(The request): What follows is a set of records; restate each one word for word and drop the pictures.

(Extracted records):
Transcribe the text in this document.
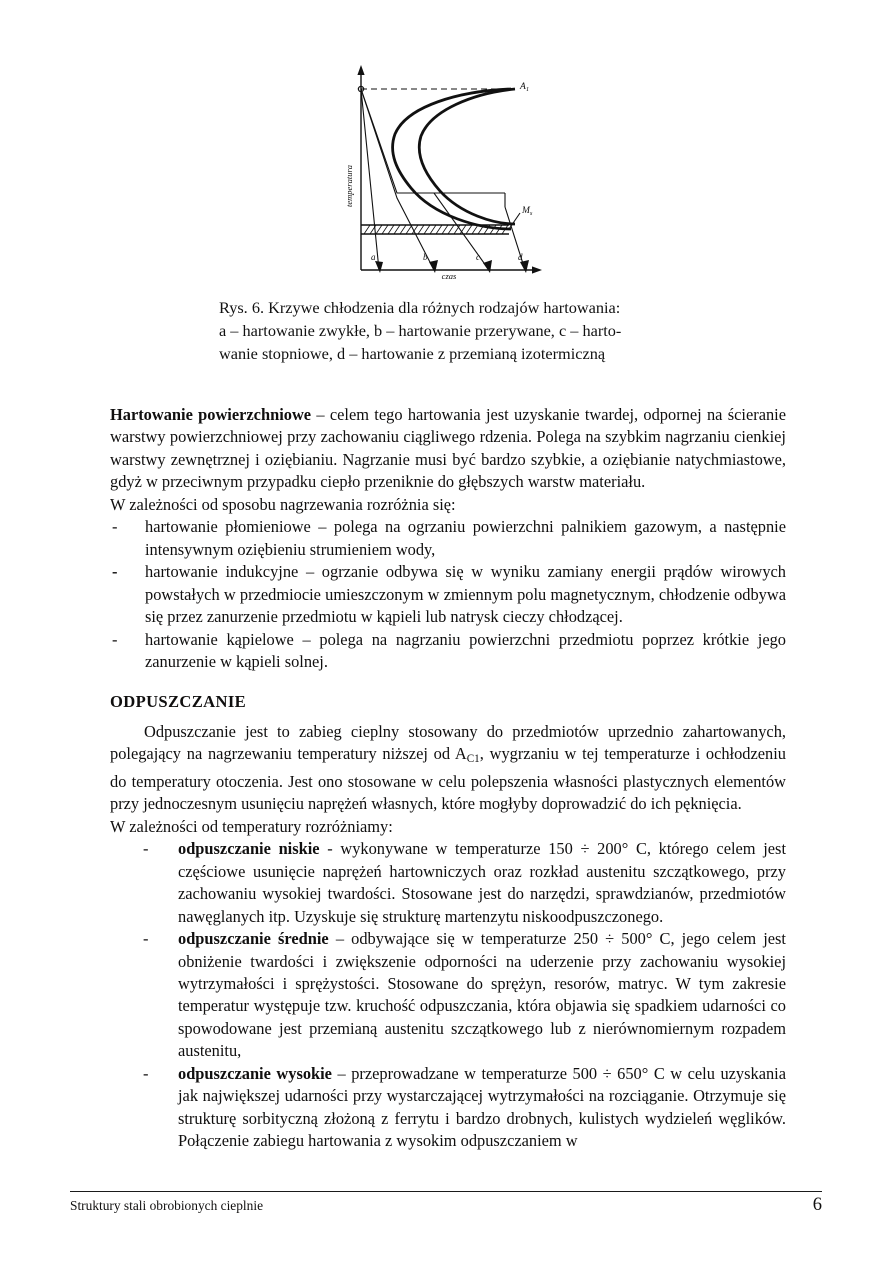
temperatura
czas
a	b	c	d
$A_1$
$M_s$
Rys. 6. Krzywe chłodzenia dla różnych rodzajów hartowania:
a – hartowanie zwykłe, b – hartowanie przerywane, c – harto-
wanie stopniowe, d – hartowanie z przemianą izotermiczną

Hartowanie powierzchniowe – celem tego hartowania jest uzyskanie twardej, odpornej na ścieranie warstwy powierzchniowej przy zachowaniu ciągliwego rdzenia. Polega na szybkim nagrzaniu cienkiej warstwy zewnętrznej i oziębianiu. Nagrzanie musi być bardzo szybkie, a oziębianie natychmiastowe, gdyż w przeciwnym przypadku ciepło przeniknie do głębszych warstw materiału.

W zależności od sposobu nagrzewania rozróżnia się:

- hartowanie płomieniowe – polega na ogrzaniu powierzchni palnikiem gazowym, a następnie intensywnym oziębieniu strumieniem wody,
- hartowanie indukcyjne – ogrzanie odbywa się w wyniku zamiany energii prądów wirowych powstałych w przedmiocie umieszczonym w zmiennym polu magnetycznym, chłodzenie odbywa się przez zanurzenie przedmiotu w kąpieli lub natrysk cieczy chłodzącej.
- hartowanie kąpielowe – polega na nagrzaniu powierzchni przedmiotu poprzez krótkie jego zanurzenie w kąpieli solnej.
ODPUSZCZANIE

Odpuszczanie jest to zabieg cieplny stosowany do przedmiotów uprzednio zahartowanych, polegający na nagrzewaniu temperatury niższej od $A_{C1}$, wygrzaniu w tej temperaturze i ochłodzeniu do temperatury otoczenia. Jest ono stosowane w celu polepszenia własności plastycznych elementów przy jednoczesnym usunięciu naprężeń własnych, które mogłyby doprowadzić do ich pęknięcia.

W zależności od temperatury rozróżniamy:

- odpuszczanie niskie - wykonywane w temperaturze 150 ÷ 200° C, którego celem jest częściowe usunięcie naprężeń hartowniczych oraz rozkład austenitu szczątkowego, przy zachowaniu wysokiej twardości. Stosowane jest do narzędzi, sprawdzianów, przedmiotów nawęglanych itp. Uzyskuje się strukturę martenzytu niskoodpuszczonego.
- odpuszczanie średnie – odbywające się w temperaturze 250 ÷ 500° C, jego celem jest obniżenie twardości i zwiększenie odporności na uderzenie przy zachowaniu wysokiej wytrzymałości i sprężystości. Stosowane do sprężyn, resorów, matryc. W tym zakresie temperatur występuje tzw. kruchość odpuszczania, która objawia się spadkiem udarności co spowodowane jest przemianą austenitu szczątkowego lub z nierównomiernym rozpadem austenitu,
- odpuszczanie wysokie – przeprowadzane w temperaturze 500 ÷ 650° C w celu uzyskania jak największej udarności przy wystarczającej wytrzymałości na rozciąganie. Otrzymuje się strukturę sorbityczną złożoną z ferrytu i bardzo drobnych, kulistych wydzieleń węglików. Połączenie zabiegu hartowania z wysokim odpuszczaniem w
Struktury stali obrobionych cieplnie	6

(Exercise result):
Transcribe the text in this document.
temperatura
czas
a	b	c	d
$A_1$
$M_s$
Rys. 6. Krzywe chłodzenia dla różnych rodzajów hartowania:
a – hartowanie zwykłe, b – hartowanie przerywane, c – harto-
wanie stopniowe, d – hartowanie z przemianą izotermiczną

Hartowanie powierzchniowe – celem tego hartowania jest uzyskanie twardej, odpornej na ścieranie warstwy powierzchniowej przy zachowaniu ciągliwego rdzenia. Polega na szybkim nagrzaniu cienkiej warstwy zewnętrznej i oziębianiu. Nagrzanie musi być bardzo szybkie, a oziębianie natychmiastowe, gdyż w przeciwnym przypadku ciepło przeniknie do głębszych warstw materiału.

W zależności od sposobu nagrzewania rozróżnia się:

- hartowanie płomieniowe – polega na ogrzaniu powierzchni palnikiem gazowym, a następnie intensywnym oziębieniu strumieniem wody,
- hartowanie indukcyjne – ogrzanie odbywa się w wyniku zamiany energii prądów wirowych powstałych w przedmiocie umieszczonym w zmiennym polu magnetycznym, chłodzenie odbywa się przez zanurzenie przedmiotu w kąpieli lub natrysk cieczy chłodzącej.
- hartowanie kąpielowe – polega na nagrzaniu powierzchni przedmiotu poprzez krótkie jego zanurzenie w kąpieli solnej.
ODPUSZCZANIE

Odpuszczanie jest to zabieg cieplny stosowany do przedmiotów uprzednio zahartowanych, polegający na nagrzewaniu temperatury niższej od $A_{C1}$, wygrzaniu w tej temperaturze i ochłodzeniu do temperatury otoczenia. Jest ono stosowane w celu polepszenia własności plastycznych elementów przy jednoczesnym usunięciu naprężeń własnych, które mogłyby doprowadzić do ich pęknięcia.

W zależności od temperatury rozróżniamy:

- odpuszczanie niskie - wykonywane w temperaturze 150 ÷ 200° C, którego celem jest częściowe usunięcie naprężeń hartowniczych oraz rozkład austenitu szczątkowego, przy zachowaniu wysokiej twardości. Stosowane jest do narzędzi, sprawdzianów, przedmiotów nawęglanych itp. Uzyskuje się strukturę martenzytu niskoodpuszczonego.
- odpuszczanie średnie – odbywające się w temperaturze 250 ÷ 500° C, jego celem jest obniżenie twardości i zwiększenie odporności na uderzenie przy zachowaniu wysokiej wytrzymałości i sprężystości. Stosowane do sprężyn, resorów, matryc. W tym zakresie temperatur występuje tzw. kruchość odpuszczania, która objawia się spadkiem udarności co spowodowane jest przemianą austenitu szczątkowego lub z nierównomiernym rozpadem austenitu,
- odpuszczanie wysokie – przeprowadzane w temperaturze 500 ÷ 650° C w celu uzyskania jak największej udarności przy wystarczającej wytrzymałości na rozciąganie. Otrzymuje się strukturę sorbityczną złożoną z ferrytu i bardzo drobnych, kulistych wydzieleń węglików. Połączenie zabiegu hartowania z wysokim odpuszczaniem w
Struktury stali obrobionych cieplnie	6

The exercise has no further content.